== DATASET CONTENT ==
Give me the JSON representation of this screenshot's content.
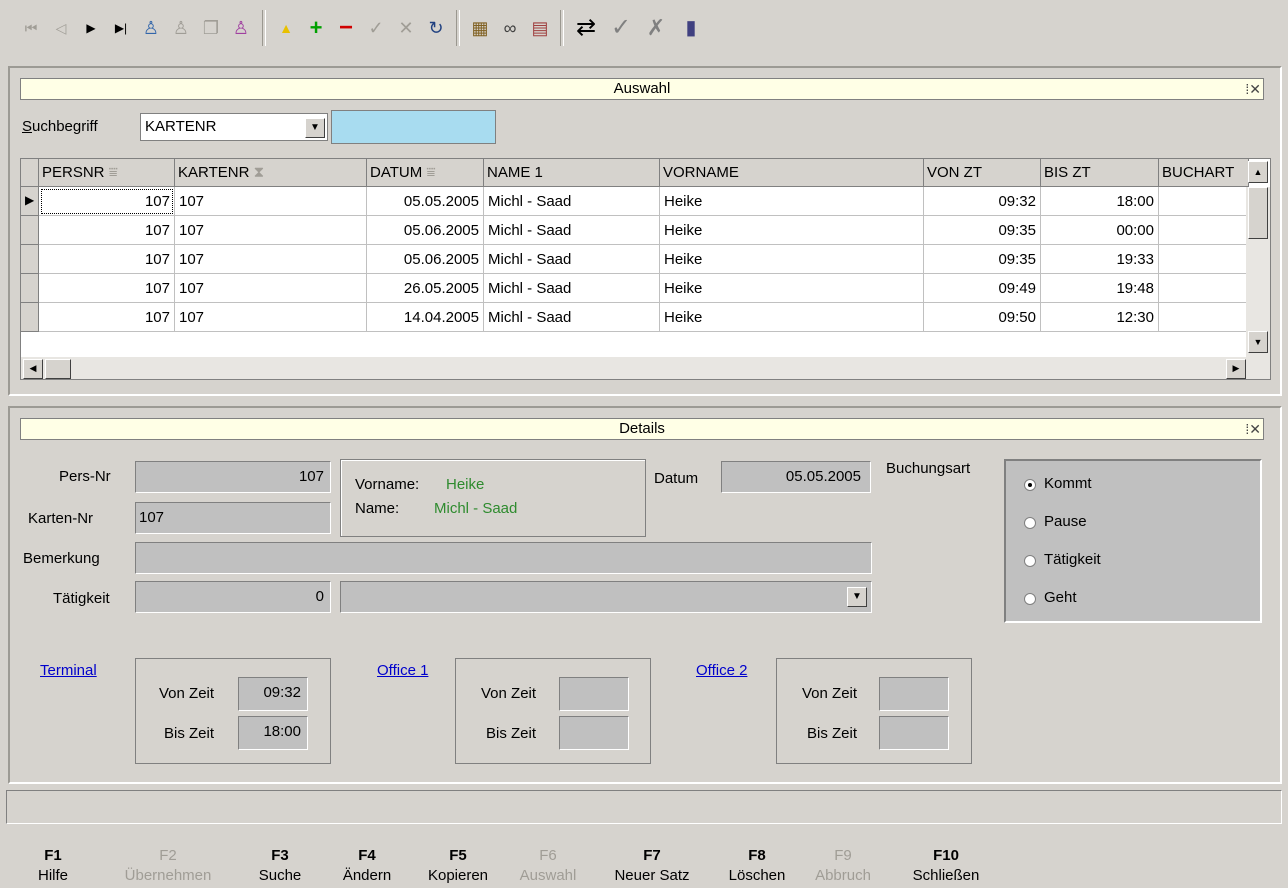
{
  "toolbar": {
    "icons": [
      "first-record-icon",
      "prev-record-icon",
      "next-record-icon",
      "last-record-icon",
      "bell-icon",
      "bell-x-icon",
      "copy-doc-icon",
      "bell-pink-icon",
      "up-triangle-icon",
      "plus-icon",
      "minus-icon",
      "check-grey-icon",
      "x-grey-icon",
      "refresh-icon",
      "table-icon",
      "binoculars-icon",
      "export-icon",
      "swap-arrows-icon",
      "check-icon",
      "cancel-icon",
      "exit-door-icon"
    ]
  },
  "auswahl": {
    "title": "Auswahl",
    "search_label": "Suchbegriff",
    "search_field": "KARTENR",
    "search_value": ""
  },
  "grid": {
    "columns": [
      "PERSNR",
      "KARTENR",
      "DATUM",
      "NAME 1",
      "VORNAME",
      "VON ZT",
      "BIS ZT",
      "BUCHART"
    ],
    "rows": [
      [
        "107",
        "107",
        "05.05.2005",
        "Michl - Saad",
        "Heike",
        "09:32",
        "18:00",
        ""
      ],
      [
        "107",
        "107",
        "05.06.2005",
        "Michl - Saad",
        "Heike",
        "09:35",
        "00:00",
        ""
      ],
      [
        "107",
        "107",
        "05.06.2005",
        "Michl - Saad",
        "Heike",
        "09:35",
        "19:33",
        ""
      ],
      [
        "107",
        "107",
        "26.05.2005",
        "Michl - Saad",
        "Heike",
        "09:49",
        "19:48",
        ""
      ],
      [
        "107",
        "107",
        "14.04.2005",
        "Michl - Saad",
        "Heike",
        "09:50",
        "12:30",
        ""
      ]
    ]
  },
  "details": {
    "title": "Details",
    "pers_nr_label": "Pers-Nr",
    "pers_nr": "107",
    "karten_nr_label": "Karten-Nr",
    "karten_nr": "107",
    "vorname_label": "Vorname:",
    "vorname": "Heike",
    "name_label": "Name:",
    "name": "Michl - Saad",
    "datum_label": "Datum",
    "datum": "05.05.2005",
    "buchungsart_label": "Buchungsart",
    "buchungsart_options": [
      "Kommt",
      "Pause",
      "Tätigkeit",
      "Geht"
    ],
    "buchungsart_selected": "Kommt",
    "bemerkung_label": "Bemerkung",
    "bemerkung": "",
    "taetigkeit_label": "Tätigkeit",
    "taetigkeit_nr": "0",
    "taetigkeit_text": "",
    "terminal": {
      "link": "Terminal",
      "von_label": "Von Zeit",
      "von": "09:32",
      "bis_label": "Bis Zeit",
      "bis": "18:00"
    },
    "office1": {
      "link": "Office 1",
      "von_label": "Von Zeit",
      "von": "",
      "bis_label": "Bis Zeit",
      "bis": ""
    },
    "office2": {
      "link": "Office 2",
      "von_label": "Von Zeit",
      "von": "",
      "bis_label": "Bis Zeit",
      "bis": ""
    }
  },
  "fkeys": [
    {
      "key": "F1",
      "label": "Hilfe",
      "enabled": true
    },
    {
      "key": "F2",
      "label": "Übernehmen",
      "enabled": false
    },
    {
      "key": "F3",
      "label": "Suche",
      "enabled": true
    },
    {
      "key": "F4",
      "label": "Ändern",
      "enabled": true
    },
    {
      "key": "F5",
      "label": "Kopieren",
      "enabled": true
    },
    {
      "key": "F6",
      "label": "Auswahl",
      "enabled": false
    },
    {
      "key": "F7",
      "label": "Neuer Satz",
      "enabled": true
    },
    {
      "key": "F8",
      "label": "Löschen",
      "enabled": true
    },
    {
      "key": "F9",
      "label": "Abbruch",
      "enabled": false
    },
    {
      "key": "F10",
      "label": "Schließen",
      "enabled": true
    }
  ],
  "colors": {
    "title_bg": "#ffffe6",
    "selection_bg": "#a8dcf0",
    "link": "#0000cc",
    "value_green": "#2e8b2e"
  }
}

== SET TASK ==
With the pictures left out, transcribe the material exactly.

== THE COMPLETED TASK ==
Give me the JSON representation of this screenshot's content.
{
  "toolbar": {
    "icons": [
      "first-record-icon",
      "prev-record-icon",
      "next-record-icon",
      "last-record-icon",
      "bell-icon",
      "bell-x-icon",
      "copy-doc-icon",
      "bell-pink-icon",
      "up-triangle-icon",
      "plus-icon",
      "minus-icon",
      "check-grey-icon",
      "x-grey-icon",
      "refresh-icon",
      "table-icon",
      "binoculars-icon",
      "export-icon",
      "swap-arrows-icon",
      "check-icon",
      "cancel-icon",
      "exit-door-icon"
    ]
  },
  "auswahl": {
    "title": "Auswahl",
    "search_label": "Suchbegriff",
    "search_field": "KARTENR",
    "search_value": ""
  },
  "grid": {
    "columns": [
      "PERSNR",
      "KARTENR",
      "DATUM",
      "NAME 1",
      "VORNAME",
      "VON ZT",
      "BIS ZT",
      "BUCHART"
    ],
    "rows": [
      [
        "107",
        "107",
        "05.05.2005",
        "Michl - Saad",
        "Heike",
        "09:32",
        "18:00",
        ""
      ],
      [
        "107",
        "107",
        "05.06.2005",
        "Michl - Saad",
        "Heike",
        "09:35",
        "00:00",
        ""
      ],
      [
        "107",
        "107",
        "05.06.2005",
        "Michl - Saad",
        "Heike",
        "09:35",
        "19:33",
        ""
      ],
      [
        "107",
        "107",
        "26.05.2005",
        "Michl - Saad",
        "Heike",
        "09:49",
        "19:48",
        ""
      ],
      [
        "107",
        "107",
        "14.04.2005",
        "Michl - Saad",
        "Heike",
        "09:50",
        "12:30",
        ""
      ]
    ]
  },
  "details": {
    "title": "Details",
    "pers_nr_label": "Pers-Nr",
    "pers_nr": "107",
    "karten_nr_label": "Karten-Nr",
    "karten_nr": "107",
    "vorname_label": "Vorname:",
    "vorname": "Heike",
    "name_label": "Name:",
    "name": "Michl - Saad",
    "datum_label": "Datum",
    "datum": "05.05.2005",
    "buchungsart_label": "Buchungsart",
    "buchungsart_options": [
      "Kommt",
      "Pause",
      "Tätigkeit",
      "Geht"
    ],
    "buchungsart_selected": "Kommt",
    "bemerkung_label": "Bemerkung",
    "bemerkung": "",
    "taetigkeit_label": "Tätigkeit",
    "taetigkeit_nr": "0",
    "taetigkeit_text": "",
    "terminal": {
      "link": "Terminal",
      "von_label": "Von Zeit",
      "von": "09:32",
      "bis_label": "Bis Zeit",
      "bis": "18:00"
    },
    "office1": {
      "link": "Office 1",
      "von_label": "Von Zeit",
      "von": "",
      "bis_label": "Bis Zeit",
      "bis": ""
    },
    "office2": {
      "link": "Office 2",
      "von_label": "Von Zeit",
      "von": "",
      "bis_label": "Bis Zeit",
      "bis": ""
    }
  },
  "fkeys": [
    {
      "key": "F1",
      "label": "Hilfe",
      "enabled": true
    },
    {
      "key": "F2",
      "label": "Übernehmen",
      "enabled": false
    },
    {
      "key": "F3",
      "label": "Suche",
      "enabled": true
    },
    {
      "key": "F4",
      "label": "Ändern",
      "enabled": true
    },
    {
      "key": "F5",
      "label": "Kopieren",
      "enabled": true
    },
    {
      "key": "F6",
      "label": "Auswahl",
      "enabled": false
    },
    {
      "key": "F7",
      "label": "Neuer Satz",
      "enabled": true
    },
    {
      "key": "F8",
      "label": "Löschen",
      "enabled": true
    },
    {
      "key": "F9",
      "label": "Abbruch",
      "enabled": false
    },
    {
      "key": "F10",
      "label": "Schließen",
      "enabled": true
    }
  ],
  "colors": {
    "title_bg": "#ffffe6",
    "selection_bg": "#a8dcf0",
    "link": "#0000cc",
    "value_green": "#2e8b2e"
  }
}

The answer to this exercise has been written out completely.